▽
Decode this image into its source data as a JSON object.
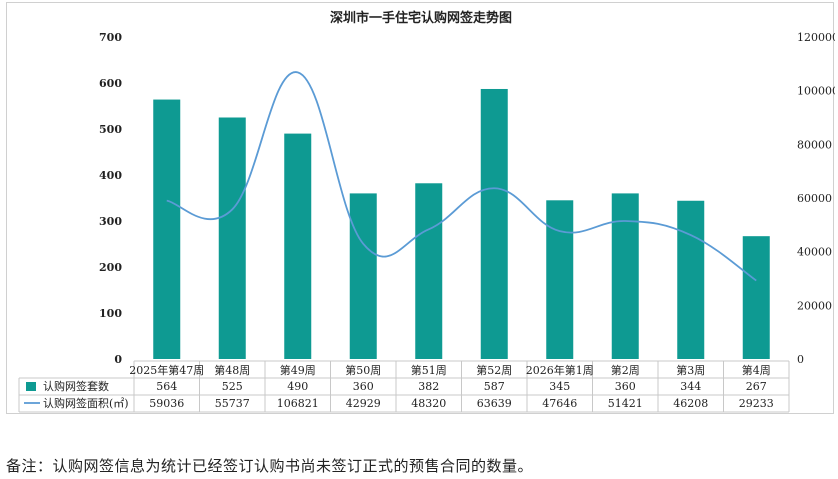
{
  "chart_data": {
    "type": "bar",
    "title": "深圳市一手住宅认购网签走势图",
    "categories": [
      "2025年第47周",
      "第48周",
      "第49周",
      "第50周",
      "第51周",
      "第52周",
      "2026年第1周",
      "第2周",
      "第3周",
      "第4周"
    ],
    "series": [
      {
        "name": "认购网签套数",
        "type": "bar",
        "axis": "left",
        "color": "#0e9a92",
        "values": [
          564,
          525,
          490,
          360,
          382,
          587,
          345,
          360,
          344,
          267
        ]
      },
      {
        "name": "认购网签面积(㎡)",
        "type": "line",
        "axis": "right",
        "color": "#5b9bd5",
        "values": [
          59036,
          55737,
          106821,
          42929,
          48320,
          63639,
          47646,
          51421,
          46208,
          29233
        ]
      }
    ],
    "y_left": {
      "min": 0,
      "max": 700,
      "ticks": [
        0,
        100,
        200,
        300,
        400,
        500,
        600,
        700
      ]
    },
    "y_right": {
      "min": 0,
      "max": 120000,
      "ticks": [
        0,
        20000,
        40000,
        60000,
        80000,
        100000,
        120000
      ]
    },
    "grid": false,
    "legend_placement": "data-table"
  },
  "footnote": "备注：认购网签信息为统计已经签订认购书尚未签订正式的预售合同的数量。"
}
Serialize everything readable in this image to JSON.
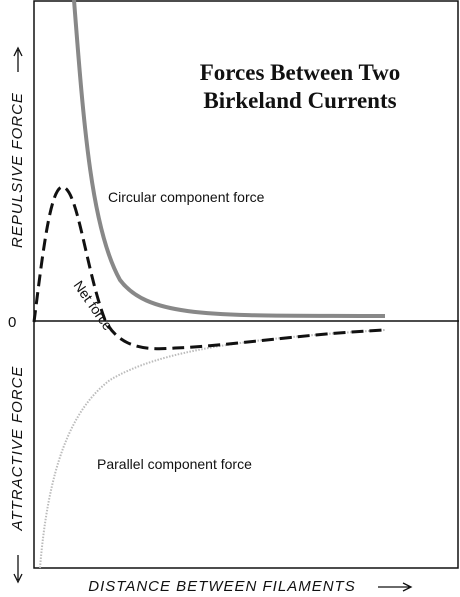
{
  "title": [
    "Forces Between Two",
    "Birkeland Currents"
  ],
  "y_axis": {
    "upper": "REPULSIVE FORCE",
    "lower": "ATTRACTIVE FORCE",
    "zero": "0"
  },
  "x_axis": {
    "label": "DISTANCE BETWEEN FILAMENTS"
  },
  "curves": {
    "circular": "Circular component force",
    "net": "Net force",
    "parallel": "Parallel component force"
  }
}
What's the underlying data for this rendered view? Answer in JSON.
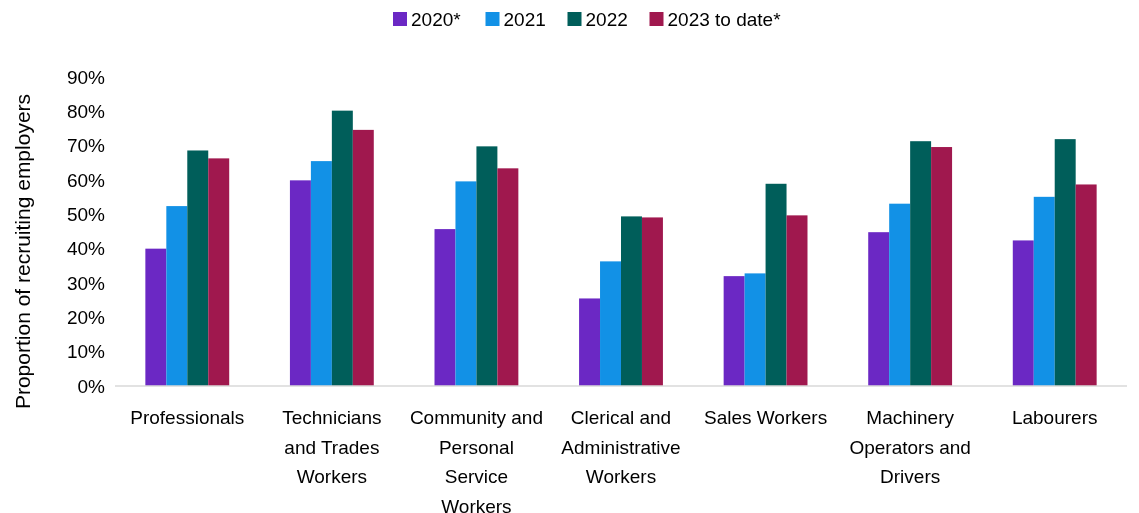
{
  "chart_data": {
    "type": "bar",
    "ylabel": "Proportion of recruiting employers",
    "categories": [
      "Professionals",
      "Technicians and Trades Workers",
      "Community and Personal Service Workers",
      "Clerical and Administrative Workers",
      "Sales Workers",
      "Machinery Operators and Drivers",
      "Labourers"
    ],
    "series": [
      {
        "name": "2020*",
        "color": "#6b28c4",
        "values": [
          40.0,
          59.9,
          45.7,
          25.5,
          32.0,
          44.8,
          42.4
        ]
      },
      {
        "name": "2021",
        "color": "#1291e6",
        "values": [
          52.4,
          65.5,
          59.6,
          36.3,
          32.8,
          53.1,
          55.1
        ]
      },
      {
        "name": "2022",
        "color": "#005e5a",
        "values": [
          68.6,
          80.2,
          69.8,
          49.4,
          58.9,
          71.3,
          71.9
        ]
      },
      {
        "name": "2023 to date*",
        "color": "#a0184e",
        "values": [
          66.3,
          74.6,
          63.4,
          49.1,
          49.7,
          69.6,
          58.7
        ]
      }
    ],
    "ylim": [
      0,
      90
    ],
    "yticks": [
      {
        "value": 0,
        "label": "0%"
      },
      {
        "value": 10,
        "label": "10%"
      },
      {
        "value": 20,
        "label": "20%"
      },
      {
        "value": 30,
        "label": "30%"
      },
      {
        "value": 40,
        "label": "40%"
      },
      {
        "value": 50,
        "label": "50%"
      },
      {
        "value": 60,
        "label": "60%"
      },
      {
        "value": 70,
        "label": "70%"
      },
      {
        "value": 80,
        "label": "80%"
      },
      {
        "value": 90,
        "label": "90%"
      }
    ],
    "grid": false,
    "legend": "top"
  }
}
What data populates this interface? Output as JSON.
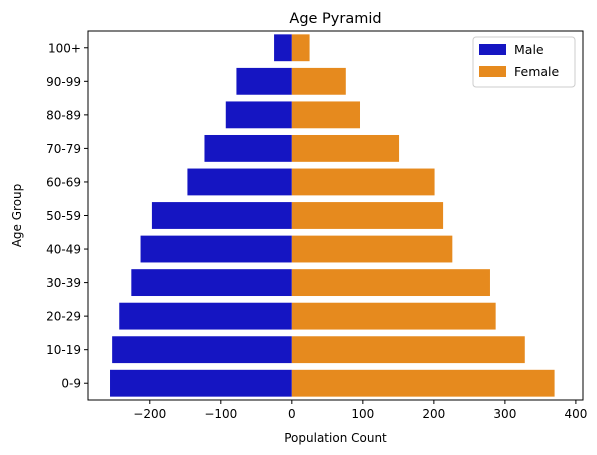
{
  "chart_data": {
    "type": "bar",
    "orientation": "horizontal",
    "title": "Age Pyramid",
    "xlabel": "Population Count",
    "ylabel": "Age Group",
    "categories": [
      "100+",
      "90-99",
      "80-89",
      "70-79",
      "60-69",
      "50-59",
      "40-49",
      "30-39",
      "20-29",
      "10-19",
      "0-9"
    ],
    "series": [
      {
        "name": "Male",
        "color": "#1515c2",
        "values": [
          -25,
          -78,
          -93,
          -123,
          -147,
          -197,
          -213,
          -226,
          -243,
          -253,
          -256
        ]
      },
      {
        "name": "Female",
        "color": "#e68a1e",
        "values": [
          25,
          76,
          96,
          151,
          201,
          213,
          226,
          279,
          287,
          328,
          370
        ]
      }
    ],
    "xlim": [
      -287,
      410
    ],
    "xticks": [
      -200,
      -100,
      0,
      100,
      200,
      300,
      400
    ],
    "xtick_labels": [
      "−200",
      "−100",
      "0",
      "100",
      "200",
      "300",
      "400"
    ],
    "grid": false,
    "legend_position": "top-right"
  }
}
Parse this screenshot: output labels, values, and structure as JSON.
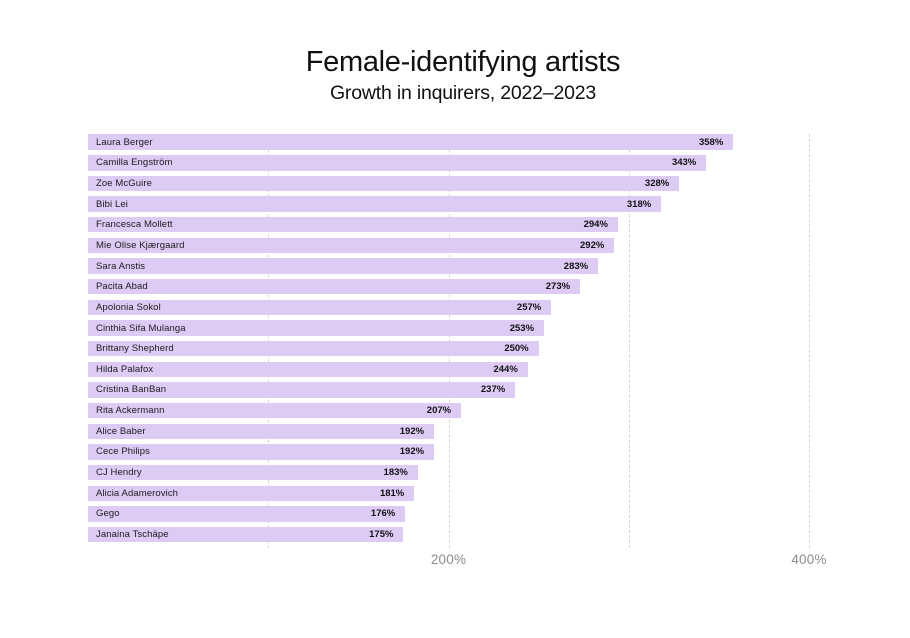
{
  "header": {
    "title": "Female-identifying artists",
    "subtitle": "Growth in inquirers, 2022–2023"
  },
  "chart_data": {
    "type": "bar",
    "orientation": "horizontal",
    "title": "Female-identifying artists",
    "subtitle": "Growth in inquirers, 2022–2023",
    "categories": [
      "Laura Berger",
      "Camilla Engström",
      "Zoe McGuire",
      "Bibi Lei",
      "Francesca Mollett",
      "Mie Olise Kjærgaard",
      "Sara Anstis",
      "Pacita Abad",
      "Apolonia Sokol",
      "Cinthia Sifa Mulanga",
      "Brittany Shepherd",
      "Hilda Palafox",
      "Cristina BanBan",
      "Rita Ackermann",
      "Alice Baber",
      "Cece Philips",
      "CJ Hendry",
      "Alicia Adamerovich",
      "Gego",
      "Janaina Tschäpe"
    ],
    "values": [
      358,
      343,
      328,
      318,
      294,
      292,
      283,
      273,
      257,
      253,
      250,
      244,
      237,
      207,
      192,
      192,
      183,
      181,
      176,
      175
    ],
    "value_suffix": "%",
    "xlim": [
      0,
      400
    ],
    "gridline_values": [
      100,
      200,
      300,
      400
    ],
    "x_tick_labels": [
      {
        "value": 200,
        "label": "200%"
      },
      {
        "value": 400,
        "label": "400%"
      }
    ],
    "legend": null,
    "grid": "dashed-vertical",
    "colors": {
      "bar_fill": "#ddcaf5",
      "bar_label_text": "#1c1c1c",
      "bar_value_text": "#111111",
      "grid_line": "#d6d6d6",
      "axis_tick_text": "#8c8c8c",
      "title_text": "#111111",
      "background": "#ffffff"
    }
  }
}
△
Exercise
Above are the records. Copy every line in them holding "this".

Correct output
Decode this image into its source data as a JSON object.
Serialize everything readable in this image to JSON.
What's the underlying data for this rendered view? Answer in JSON.
What data populates this interface? Output as JSON.
Parse this screenshot: output labels, values, and structure as JSON.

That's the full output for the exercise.